§ **Work instructions**
Output every entry exactly as written, but omit the pictures.

──────── Exercise materials ────────

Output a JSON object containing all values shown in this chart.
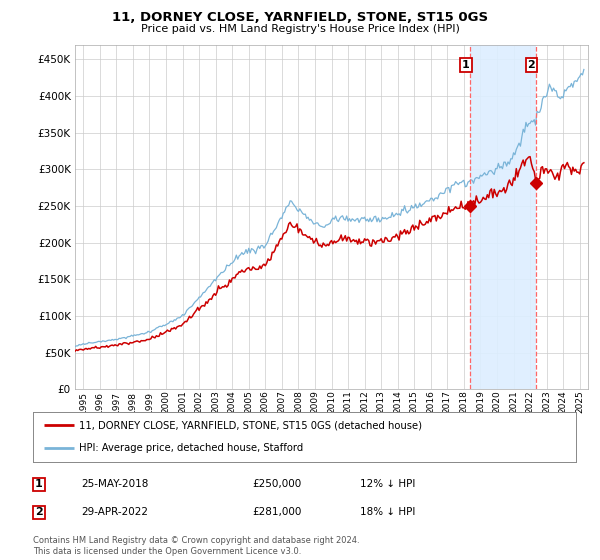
{
  "title": "11, DORNEY CLOSE, YARNFIELD, STONE, ST15 0GS",
  "subtitle": "Price paid vs. HM Land Registry's House Price Index (HPI)",
  "ytick_values": [
    0,
    50000,
    100000,
    150000,
    200000,
    250000,
    300000,
    350000,
    400000,
    450000
  ],
  "ylim": [
    0,
    470000
  ],
  "xlim_start": 1994.5,
  "xlim_end": 2025.5,
  "hpi_color": "#7ab4d8",
  "price_color": "#cc0000",
  "marker1_date": 2018.37,
  "marker1_price": 250000,
  "marker2_date": 2022.33,
  "marker2_price": 281000,
  "shade_color": "#ddeeff",
  "vline_color": "#ff6666",
  "legend_label1": "11, DORNEY CLOSE, YARNFIELD, STONE, ST15 0GS (detached house)",
  "legend_label2": "HPI: Average price, detached house, Stafford",
  "background_color": "#ffffff",
  "grid_color": "#cccccc",
  "footer": "Contains HM Land Registry data © Crown copyright and database right 2024.\nThis data is licensed under the Open Government Licence v3.0."
}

────────

§ **Exercise result**
Output a JSON object containing all values shown in this chart.
{
  "title": "11, DORNEY CLOSE, YARNFIELD, STONE, ST15 0GS",
  "subtitle": "Price paid vs. HM Land Registry's House Price Index (HPI)",
  "ytick_values": [
    0,
    50000,
    100000,
    150000,
    200000,
    250000,
    300000,
    350000,
    400000,
    450000
  ],
  "ylim": [
    0,
    470000
  ],
  "xlim_start": 1994.5,
  "xlim_end": 2025.5,
  "hpi_color": "#7ab4d8",
  "price_color": "#cc0000",
  "marker1_date": 2018.37,
  "marker1_price": 250000,
  "marker2_date": 2022.33,
  "marker2_price": 281000,
  "shade_color": "#ddeeff",
  "vline_color": "#ff6666",
  "legend_label1": "11, DORNEY CLOSE, YARNFIELD, STONE, ST15 0GS (detached house)",
  "legend_label2": "HPI: Average price, detached house, Stafford",
  "background_color": "#ffffff",
  "grid_color": "#cccccc",
  "footer": "Contains HM Land Registry data © Crown copyright and database right 2024.\nThis data is licensed under the Open Government Licence v3.0."
}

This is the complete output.